Rows from a figure dataset
-------

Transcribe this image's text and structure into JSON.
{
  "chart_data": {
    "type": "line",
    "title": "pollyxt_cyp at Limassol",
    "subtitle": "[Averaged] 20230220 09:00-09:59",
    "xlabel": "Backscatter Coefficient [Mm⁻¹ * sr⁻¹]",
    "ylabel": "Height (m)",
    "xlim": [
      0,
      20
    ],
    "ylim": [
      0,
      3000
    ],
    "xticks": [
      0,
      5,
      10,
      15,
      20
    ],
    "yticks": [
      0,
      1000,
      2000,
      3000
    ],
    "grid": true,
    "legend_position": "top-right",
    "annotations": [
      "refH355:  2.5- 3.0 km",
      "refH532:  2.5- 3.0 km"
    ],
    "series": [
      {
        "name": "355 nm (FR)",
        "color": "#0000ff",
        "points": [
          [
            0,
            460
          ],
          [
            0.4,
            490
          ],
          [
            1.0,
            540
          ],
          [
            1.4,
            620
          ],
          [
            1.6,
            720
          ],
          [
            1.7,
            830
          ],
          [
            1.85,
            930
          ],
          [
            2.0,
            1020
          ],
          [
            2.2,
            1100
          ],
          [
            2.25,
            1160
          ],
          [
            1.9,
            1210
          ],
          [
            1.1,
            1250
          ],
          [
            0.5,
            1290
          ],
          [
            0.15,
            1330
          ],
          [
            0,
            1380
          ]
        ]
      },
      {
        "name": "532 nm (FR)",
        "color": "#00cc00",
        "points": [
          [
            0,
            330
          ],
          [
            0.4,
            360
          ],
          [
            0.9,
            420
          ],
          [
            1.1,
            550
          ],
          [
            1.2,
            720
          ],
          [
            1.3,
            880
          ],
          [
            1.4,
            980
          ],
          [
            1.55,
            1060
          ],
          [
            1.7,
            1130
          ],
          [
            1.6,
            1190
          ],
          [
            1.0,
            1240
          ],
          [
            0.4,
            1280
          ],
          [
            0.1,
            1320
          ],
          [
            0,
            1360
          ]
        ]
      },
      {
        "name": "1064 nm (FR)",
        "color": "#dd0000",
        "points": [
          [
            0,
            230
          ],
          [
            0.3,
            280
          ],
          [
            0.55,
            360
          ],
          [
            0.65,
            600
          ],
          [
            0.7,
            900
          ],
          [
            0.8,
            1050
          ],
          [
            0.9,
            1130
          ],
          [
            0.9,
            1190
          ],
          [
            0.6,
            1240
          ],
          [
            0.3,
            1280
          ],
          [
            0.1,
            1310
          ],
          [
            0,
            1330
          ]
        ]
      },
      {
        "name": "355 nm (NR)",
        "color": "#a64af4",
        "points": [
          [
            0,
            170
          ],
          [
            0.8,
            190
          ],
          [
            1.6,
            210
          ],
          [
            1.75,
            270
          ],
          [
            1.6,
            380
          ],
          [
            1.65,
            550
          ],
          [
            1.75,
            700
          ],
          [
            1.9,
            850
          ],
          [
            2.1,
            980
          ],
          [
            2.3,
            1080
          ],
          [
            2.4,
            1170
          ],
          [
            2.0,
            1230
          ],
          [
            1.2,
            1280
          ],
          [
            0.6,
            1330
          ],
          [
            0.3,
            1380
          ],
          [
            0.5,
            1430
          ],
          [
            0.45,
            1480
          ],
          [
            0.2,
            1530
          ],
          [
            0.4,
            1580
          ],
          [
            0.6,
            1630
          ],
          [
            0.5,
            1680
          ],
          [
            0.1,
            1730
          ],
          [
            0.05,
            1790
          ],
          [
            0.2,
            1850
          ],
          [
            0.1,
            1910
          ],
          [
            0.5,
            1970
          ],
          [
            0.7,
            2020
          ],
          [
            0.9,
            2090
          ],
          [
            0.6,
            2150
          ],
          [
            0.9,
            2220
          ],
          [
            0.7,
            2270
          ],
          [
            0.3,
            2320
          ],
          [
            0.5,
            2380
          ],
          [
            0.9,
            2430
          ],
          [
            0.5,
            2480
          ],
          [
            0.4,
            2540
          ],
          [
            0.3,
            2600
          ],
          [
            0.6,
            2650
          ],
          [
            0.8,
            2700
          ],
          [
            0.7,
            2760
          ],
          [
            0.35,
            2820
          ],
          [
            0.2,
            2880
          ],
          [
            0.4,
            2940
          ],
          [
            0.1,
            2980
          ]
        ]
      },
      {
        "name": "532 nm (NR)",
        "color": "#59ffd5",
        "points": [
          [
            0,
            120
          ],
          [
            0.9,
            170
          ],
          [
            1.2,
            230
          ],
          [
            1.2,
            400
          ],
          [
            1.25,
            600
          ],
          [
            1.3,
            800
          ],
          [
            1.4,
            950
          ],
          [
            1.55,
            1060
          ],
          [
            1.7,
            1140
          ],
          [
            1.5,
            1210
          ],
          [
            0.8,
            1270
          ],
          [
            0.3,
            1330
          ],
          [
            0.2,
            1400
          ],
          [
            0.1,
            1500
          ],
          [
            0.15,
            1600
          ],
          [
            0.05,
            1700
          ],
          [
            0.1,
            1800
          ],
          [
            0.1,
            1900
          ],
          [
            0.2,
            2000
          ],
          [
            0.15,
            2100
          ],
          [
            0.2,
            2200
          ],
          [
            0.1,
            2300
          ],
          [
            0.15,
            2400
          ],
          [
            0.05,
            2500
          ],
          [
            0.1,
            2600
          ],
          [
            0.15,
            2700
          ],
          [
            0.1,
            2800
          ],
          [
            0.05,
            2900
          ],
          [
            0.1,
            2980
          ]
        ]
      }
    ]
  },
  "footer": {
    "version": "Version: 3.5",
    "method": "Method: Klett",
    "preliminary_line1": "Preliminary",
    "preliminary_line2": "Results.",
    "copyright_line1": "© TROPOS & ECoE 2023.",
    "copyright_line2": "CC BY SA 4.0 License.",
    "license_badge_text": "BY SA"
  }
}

-------

[BRIEF] Restate each record exactly as written.

[TASK ANSWER]
Transcribe this image's text and structure into JSON.
{
  "chart_data": {
    "type": "line",
    "title": "pollyxt_cyp at Limassol",
    "subtitle": "[Averaged] 20230220 09:00-09:59",
    "xlabel": "Backscatter Coefficient [Mm⁻¹ * sr⁻¹]",
    "ylabel": "Height (m)",
    "xlim": [
      0,
      20
    ],
    "ylim": [
      0,
      3000
    ],
    "xticks": [
      0,
      5,
      10,
      15,
      20
    ],
    "yticks": [
      0,
      1000,
      2000,
      3000
    ],
    "grid": true,
    "legend_position": "top-right",
    "annotations": [
      "refH355:  2.5- 3.0 km",
      "refH532:  2.5- 3.0 km"
    ],
    "series": [
      {
        "name": "355 nm (FR)",
        "color": "#0000ff",
        "points": [
          [
            0,
            460
          ],
          [
            0.4,
            490
          ],
          [
            1.0,
            540
          ],
          [
            1.4,
            620
          ],
          [
            1.6,
            720
          ],
          [
            1.7,
            830
          ],
          [
            1.85,
            930
          ],
          [
            2.0,
            1020
          ],
          [
            2.2,
            1100
          ],
          [
            2.25,
            1160
          ],
          [
            1.9,
            1210
          ],
          [
            1.1,
            1250
          ],
          [
            0.5,
            1290
          ],
          [
            0.15,
            1330
          ],
          [
            0,
            1380
          ]
        ]
      },
      {
        "name": "532 nm (FR)",
        "color": "#00cc00",
        "points": [
          [
            0,
            330
          ],
          [
            0.4,
            360
          ],
          [
            0.9,
            420
          ],
          [
            1.1,
            550
          ],
          [
            1.2,
            720
          ],
          [
            1.3,
            880
          ],
          [
            1.4,
            980
          ],
          [
            1.55,
            1060
          ],
          [
            1.7,
            1130
          ],
          [
            1.6,
            1190
          ],
          [
            1.0,
            1240
          ],
          [
            0.4,
            1280
          ],
          [
            0.1,
            1320
          ],
          [
            0,
            1360
          ]
        ]
      },
      {
        "name": "1064 nm (FR)",
        "color": "#dd0000",
        "points": [
          [
            0,
            230
          ],
          [
            0.3,
            280
          ],
          [
            0.55,
            360
          ],
          [
            0.65,
            600
          ],
          [
            0.7,
            900
          ],
          [
            0.8,
            1050
          ],
          [
            0.9,
            1130
          ],
          [
            0.9,
            1190
          ],
          [
            0.6,
            1240
          ],
          [
            0.3,
            1280
          ],
          [
            0.1,
            1310
          ],
          [
            0,
            1330
          ]
        ]
      },
      {
        "name": "355 nm (NR)",
        "color": "#a64af4",
        "points": [
          [
            0,
            170
          ],
          [
            0.8,
            190
          ],
          [
            1.6,
            210
          ],
          [
            1.75,
            270
          ],
          [
            1.6,
            380
          ],
          [
            1.65,
            550
          ],
          [
            1.75,
            700
          ],
          [
            1.9,
            850
          ],
          [
            2.1,
            980
          ],
          [
            2.3,
            1080
          ],
          [
            2.4,
            1170
          ],
          [
            2.0,
            1230
          ],
          [
            1.2,
            1280
          ],
          [
            0.6,
            1330
          ],
          [
            0.3,
            1380
          ],
          [
            0.5,
            1430
          ],
          [
            0.45,
            1480
          ],
          [
            0.2,
            1530
          ],
          [
            0.4,
            1580
          ],
          [
            0.6,
            1630
          ],
          [
            0.5,
            1680
          ],
          [
            0.1,
            1730
          ],
          [
            0.05,
            1790
          ],
          [
            0.2,
            1850
          ],
          [
            0.1,
            1910
          ],
          [
            0.5,
            1970
          ],
          [
            0.7,
            2020
          ],
          [
            0.9,
            2090
          ],
          [
            0.6,
            2150
          ],
          [
            0.9,
            2220
          ],
          [
            0.7,
            2270
          ],
          [
            0.3,
            2320
          ],
          [
            0.5,
            2380
          ],
          [
            0.9,
            2430
          ],
          [
            0.5,
            2480
          ],
          [
            0.4,
            2540
          ],
          [
            0.3,
            2600
          ],
          [
            0.6,
            2650
          ],
          [
            0.8,
            2700
          ],
          [
            0.7,
            2760
          ],
          [
            0.35,
            2820
          ],
          [
            0.2,
            2880
          ],
          [
            0.4,
            2940
          ],
          [
            0.1,
            2980
          ]
        ]
      },
      {
        "name": "532 nm (NR)",
        "color": "#59ffd5",
        "points": [
          [
            0,
            120
          ],
          [
            0.9,
            170
          ],
          [
            1.2,
            230
          ],
          [
            1.2,
            400
          ],
          [
            1.25,
            600
          ],
          [
            1.3,
            800
          ],
          [
            1.4,
            950
          ],
          [
            1.55,
            1060
          ],
          [
            1.7,
            1140
          ],
          [
            1.5,
            1210
          ],
          [
            0.8,
            1270
          ],
          [
            0.3,
            1330
          ],
          [
            0.2,
            1400
          ],
          [
            0.1,
            1500
          ],
          [
            0.15,
            1600
          ],
          [
            0.05,
            1700
          ],
          [
            0.1,
            1800
          ],
          [
            0.1,
            1900
          ],
          [
            0.2,
            2000
          ],
          [
            0.15,
            2100
          ],
          [
            0.2,
            2200
          ],
          [
            0.1,
            2300
          ],
          [
            0.15,
            2400
          ],
          [
            0.05,
            2500
          ],
          [
            0.1,
            2600
          ],
          [
            0.15,
            2700
          ],
          [
            0.1,
            2800
          ],
          [
            0.05,
            2900
          ],
          [
            0.1,
            2980
          ]
        ]
      }
    ]
  },
  "footer": {
    "version": "Version: 3.5",
    "method": "Method: Klett",
    "preliminary_line1": "Preliminary",
    "preliminary_line2": "Results.",
    "copyright_line1": "© TROPOS & ECoE 2023.",
    "copyright_line2": "CC BY SA 4.0 License.",
    "license_badge_text": "BY SA"
  }
}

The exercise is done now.